Records for the task:
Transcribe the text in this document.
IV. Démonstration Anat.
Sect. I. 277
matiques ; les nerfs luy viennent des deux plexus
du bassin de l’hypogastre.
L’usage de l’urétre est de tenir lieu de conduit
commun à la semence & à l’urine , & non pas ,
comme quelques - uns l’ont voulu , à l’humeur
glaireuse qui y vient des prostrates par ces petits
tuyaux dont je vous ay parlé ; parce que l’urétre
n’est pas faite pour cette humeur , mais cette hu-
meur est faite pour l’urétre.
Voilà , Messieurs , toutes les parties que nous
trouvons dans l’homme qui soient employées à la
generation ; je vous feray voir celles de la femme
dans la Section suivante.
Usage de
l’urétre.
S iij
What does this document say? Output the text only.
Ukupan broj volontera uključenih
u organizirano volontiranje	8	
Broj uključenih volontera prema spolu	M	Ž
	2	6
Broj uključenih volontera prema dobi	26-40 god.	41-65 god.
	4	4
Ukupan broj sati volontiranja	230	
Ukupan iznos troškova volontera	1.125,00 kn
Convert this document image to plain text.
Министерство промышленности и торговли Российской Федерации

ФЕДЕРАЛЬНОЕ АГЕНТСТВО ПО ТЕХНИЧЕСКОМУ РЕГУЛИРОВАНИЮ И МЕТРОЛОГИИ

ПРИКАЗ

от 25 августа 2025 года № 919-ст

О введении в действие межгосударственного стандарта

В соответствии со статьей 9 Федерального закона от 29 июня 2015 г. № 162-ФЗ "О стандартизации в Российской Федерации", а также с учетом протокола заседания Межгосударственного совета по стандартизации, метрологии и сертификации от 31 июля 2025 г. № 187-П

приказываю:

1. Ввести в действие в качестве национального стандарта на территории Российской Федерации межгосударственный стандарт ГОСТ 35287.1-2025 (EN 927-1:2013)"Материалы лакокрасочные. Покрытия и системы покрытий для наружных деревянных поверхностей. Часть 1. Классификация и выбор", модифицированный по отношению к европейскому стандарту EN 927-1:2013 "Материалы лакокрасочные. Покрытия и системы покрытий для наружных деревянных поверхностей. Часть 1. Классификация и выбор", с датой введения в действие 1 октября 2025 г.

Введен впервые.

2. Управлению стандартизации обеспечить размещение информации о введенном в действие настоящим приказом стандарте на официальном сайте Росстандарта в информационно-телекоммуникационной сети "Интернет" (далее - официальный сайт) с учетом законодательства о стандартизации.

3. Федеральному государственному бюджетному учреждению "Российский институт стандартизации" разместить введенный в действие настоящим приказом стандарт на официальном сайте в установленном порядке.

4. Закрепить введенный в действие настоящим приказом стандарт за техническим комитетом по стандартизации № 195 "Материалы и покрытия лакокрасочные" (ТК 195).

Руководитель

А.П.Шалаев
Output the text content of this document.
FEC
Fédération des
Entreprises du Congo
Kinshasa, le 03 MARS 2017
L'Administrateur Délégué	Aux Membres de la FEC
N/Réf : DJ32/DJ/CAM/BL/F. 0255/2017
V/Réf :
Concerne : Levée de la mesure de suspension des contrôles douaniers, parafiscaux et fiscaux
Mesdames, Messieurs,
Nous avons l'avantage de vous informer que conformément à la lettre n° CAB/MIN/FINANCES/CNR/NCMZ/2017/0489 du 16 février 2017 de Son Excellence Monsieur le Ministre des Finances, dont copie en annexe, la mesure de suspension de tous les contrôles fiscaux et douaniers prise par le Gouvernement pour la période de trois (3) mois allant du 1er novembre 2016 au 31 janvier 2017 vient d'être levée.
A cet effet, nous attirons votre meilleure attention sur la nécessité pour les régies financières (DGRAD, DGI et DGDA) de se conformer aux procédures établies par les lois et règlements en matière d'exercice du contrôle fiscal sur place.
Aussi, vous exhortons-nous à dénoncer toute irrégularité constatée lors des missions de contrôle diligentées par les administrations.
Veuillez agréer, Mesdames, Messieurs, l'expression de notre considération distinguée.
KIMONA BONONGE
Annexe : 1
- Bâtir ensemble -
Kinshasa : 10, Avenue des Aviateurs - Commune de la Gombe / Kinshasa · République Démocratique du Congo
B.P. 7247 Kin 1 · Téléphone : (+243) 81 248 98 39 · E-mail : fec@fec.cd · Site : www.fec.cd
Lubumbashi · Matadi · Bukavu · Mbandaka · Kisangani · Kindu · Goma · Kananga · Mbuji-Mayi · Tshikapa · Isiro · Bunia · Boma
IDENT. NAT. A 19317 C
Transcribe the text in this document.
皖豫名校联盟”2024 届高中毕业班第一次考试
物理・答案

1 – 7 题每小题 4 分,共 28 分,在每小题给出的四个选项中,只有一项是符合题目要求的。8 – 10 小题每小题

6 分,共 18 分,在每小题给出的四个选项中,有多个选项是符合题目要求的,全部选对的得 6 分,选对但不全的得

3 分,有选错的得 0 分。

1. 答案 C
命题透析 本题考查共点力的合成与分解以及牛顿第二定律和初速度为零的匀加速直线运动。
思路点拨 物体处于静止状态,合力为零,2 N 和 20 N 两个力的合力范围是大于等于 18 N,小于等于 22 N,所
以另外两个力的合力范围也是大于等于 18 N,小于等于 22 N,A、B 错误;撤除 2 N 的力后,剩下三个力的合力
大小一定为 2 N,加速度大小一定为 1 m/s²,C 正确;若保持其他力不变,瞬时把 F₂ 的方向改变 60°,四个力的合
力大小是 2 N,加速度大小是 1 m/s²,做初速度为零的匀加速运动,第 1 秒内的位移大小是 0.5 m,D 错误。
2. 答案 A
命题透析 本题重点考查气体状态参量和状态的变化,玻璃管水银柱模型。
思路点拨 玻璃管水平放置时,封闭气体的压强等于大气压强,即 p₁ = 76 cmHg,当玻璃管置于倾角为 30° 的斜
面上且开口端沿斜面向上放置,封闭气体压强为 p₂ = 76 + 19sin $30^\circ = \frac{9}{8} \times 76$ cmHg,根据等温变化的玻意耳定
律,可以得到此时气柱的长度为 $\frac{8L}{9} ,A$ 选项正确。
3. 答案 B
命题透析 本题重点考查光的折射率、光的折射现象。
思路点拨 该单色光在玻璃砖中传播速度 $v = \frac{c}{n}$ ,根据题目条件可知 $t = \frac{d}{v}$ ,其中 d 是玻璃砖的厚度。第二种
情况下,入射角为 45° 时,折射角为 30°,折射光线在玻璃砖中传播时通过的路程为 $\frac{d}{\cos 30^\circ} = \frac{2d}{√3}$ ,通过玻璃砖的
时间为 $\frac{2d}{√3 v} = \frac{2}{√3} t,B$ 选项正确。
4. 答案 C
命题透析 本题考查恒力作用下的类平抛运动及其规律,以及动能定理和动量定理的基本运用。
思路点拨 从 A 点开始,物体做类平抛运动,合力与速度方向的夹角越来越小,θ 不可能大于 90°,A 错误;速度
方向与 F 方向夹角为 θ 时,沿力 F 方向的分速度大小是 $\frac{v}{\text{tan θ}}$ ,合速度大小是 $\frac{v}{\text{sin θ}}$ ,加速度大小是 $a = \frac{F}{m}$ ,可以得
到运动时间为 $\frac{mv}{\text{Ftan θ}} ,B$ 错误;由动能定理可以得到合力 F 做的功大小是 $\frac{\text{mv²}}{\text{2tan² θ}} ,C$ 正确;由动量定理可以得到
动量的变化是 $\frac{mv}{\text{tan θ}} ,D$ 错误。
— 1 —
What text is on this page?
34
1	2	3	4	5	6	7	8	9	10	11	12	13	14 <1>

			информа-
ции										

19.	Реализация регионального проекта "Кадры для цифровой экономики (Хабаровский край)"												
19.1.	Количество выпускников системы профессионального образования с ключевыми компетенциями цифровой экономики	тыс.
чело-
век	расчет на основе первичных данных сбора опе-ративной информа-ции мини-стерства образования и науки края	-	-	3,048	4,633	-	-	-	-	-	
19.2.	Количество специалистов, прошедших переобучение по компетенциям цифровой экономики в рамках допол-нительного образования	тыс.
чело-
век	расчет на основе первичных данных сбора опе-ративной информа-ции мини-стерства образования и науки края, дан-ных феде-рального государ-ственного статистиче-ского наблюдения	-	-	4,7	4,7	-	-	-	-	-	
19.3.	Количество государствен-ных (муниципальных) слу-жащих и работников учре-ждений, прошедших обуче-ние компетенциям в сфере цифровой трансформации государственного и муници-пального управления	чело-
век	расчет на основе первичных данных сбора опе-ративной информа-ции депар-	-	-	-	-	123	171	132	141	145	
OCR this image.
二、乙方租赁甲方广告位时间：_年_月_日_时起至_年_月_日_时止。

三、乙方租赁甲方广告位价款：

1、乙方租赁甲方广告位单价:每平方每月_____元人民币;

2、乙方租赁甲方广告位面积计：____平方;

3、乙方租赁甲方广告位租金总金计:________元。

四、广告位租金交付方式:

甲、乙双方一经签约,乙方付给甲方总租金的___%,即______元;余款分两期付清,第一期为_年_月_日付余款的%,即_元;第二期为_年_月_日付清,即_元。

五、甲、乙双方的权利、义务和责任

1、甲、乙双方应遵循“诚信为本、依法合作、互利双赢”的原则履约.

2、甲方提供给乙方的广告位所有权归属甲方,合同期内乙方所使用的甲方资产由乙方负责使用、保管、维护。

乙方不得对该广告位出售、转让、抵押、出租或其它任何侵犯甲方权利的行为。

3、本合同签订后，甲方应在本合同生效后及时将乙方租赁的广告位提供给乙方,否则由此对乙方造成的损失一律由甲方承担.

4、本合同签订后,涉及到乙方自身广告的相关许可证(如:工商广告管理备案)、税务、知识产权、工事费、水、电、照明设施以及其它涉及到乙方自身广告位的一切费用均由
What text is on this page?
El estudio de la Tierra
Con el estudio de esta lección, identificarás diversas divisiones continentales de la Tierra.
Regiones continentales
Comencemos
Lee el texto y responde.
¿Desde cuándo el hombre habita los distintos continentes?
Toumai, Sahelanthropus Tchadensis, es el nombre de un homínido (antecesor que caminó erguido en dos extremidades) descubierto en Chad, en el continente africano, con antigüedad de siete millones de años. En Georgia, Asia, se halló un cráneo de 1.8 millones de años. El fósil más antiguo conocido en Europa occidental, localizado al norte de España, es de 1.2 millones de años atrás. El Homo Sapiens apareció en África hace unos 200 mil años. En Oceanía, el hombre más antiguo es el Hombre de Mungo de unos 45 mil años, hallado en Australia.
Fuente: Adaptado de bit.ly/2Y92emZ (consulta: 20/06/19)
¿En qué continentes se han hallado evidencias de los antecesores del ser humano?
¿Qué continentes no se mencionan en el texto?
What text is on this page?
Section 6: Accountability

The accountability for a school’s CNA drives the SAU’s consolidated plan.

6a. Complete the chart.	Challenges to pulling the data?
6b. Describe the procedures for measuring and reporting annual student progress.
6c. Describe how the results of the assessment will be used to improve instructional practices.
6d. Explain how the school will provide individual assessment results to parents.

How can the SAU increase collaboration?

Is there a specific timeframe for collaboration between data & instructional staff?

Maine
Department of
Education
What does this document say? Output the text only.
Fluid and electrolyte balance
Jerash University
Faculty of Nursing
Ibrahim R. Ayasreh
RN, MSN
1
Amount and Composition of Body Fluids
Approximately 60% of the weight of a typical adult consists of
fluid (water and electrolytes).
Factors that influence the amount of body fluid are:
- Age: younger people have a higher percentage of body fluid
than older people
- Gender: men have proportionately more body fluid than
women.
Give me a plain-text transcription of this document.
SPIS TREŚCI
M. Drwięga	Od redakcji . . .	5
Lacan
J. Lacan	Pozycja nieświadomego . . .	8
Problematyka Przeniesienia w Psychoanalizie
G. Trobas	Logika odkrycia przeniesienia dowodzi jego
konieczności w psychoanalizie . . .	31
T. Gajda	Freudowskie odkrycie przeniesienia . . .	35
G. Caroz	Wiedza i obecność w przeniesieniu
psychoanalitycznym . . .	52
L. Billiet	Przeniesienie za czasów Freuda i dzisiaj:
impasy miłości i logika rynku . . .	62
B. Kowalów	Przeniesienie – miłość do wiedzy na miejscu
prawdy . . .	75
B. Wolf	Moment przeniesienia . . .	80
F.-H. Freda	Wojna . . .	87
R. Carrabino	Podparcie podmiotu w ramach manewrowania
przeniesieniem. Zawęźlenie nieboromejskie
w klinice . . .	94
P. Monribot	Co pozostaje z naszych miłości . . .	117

Task to carry out: Return all lines with the word "лакокрасочные" in them.

Solution for this task:
1. Ввести в действие в качестве национального стандарта на территории Российской Федерации межгосударственный стандарт ГОСТ 35287.1-2025 (EN 927-1:2013)"Материалы лакокрасочные. Покрытия и системы покрытий для наружных деревянных поверхностей. Часть 1. Классификация и выбор", модифицированный по отношению к европейскому стандарту EN 927-1:2013 "Материалы лакокрасочные. Покрытия и системы покрытий для наружных деревянных поверхностей. Часть 1. Классификация и выбор", с датой введения в действие 1 октября 2025 г.
4. Закрепить введенный в действие настоящим приказом стандарт за техническим комитетом по стандартизации № 195 "Материалы и покрытия лакокрасочные" (ТК 195).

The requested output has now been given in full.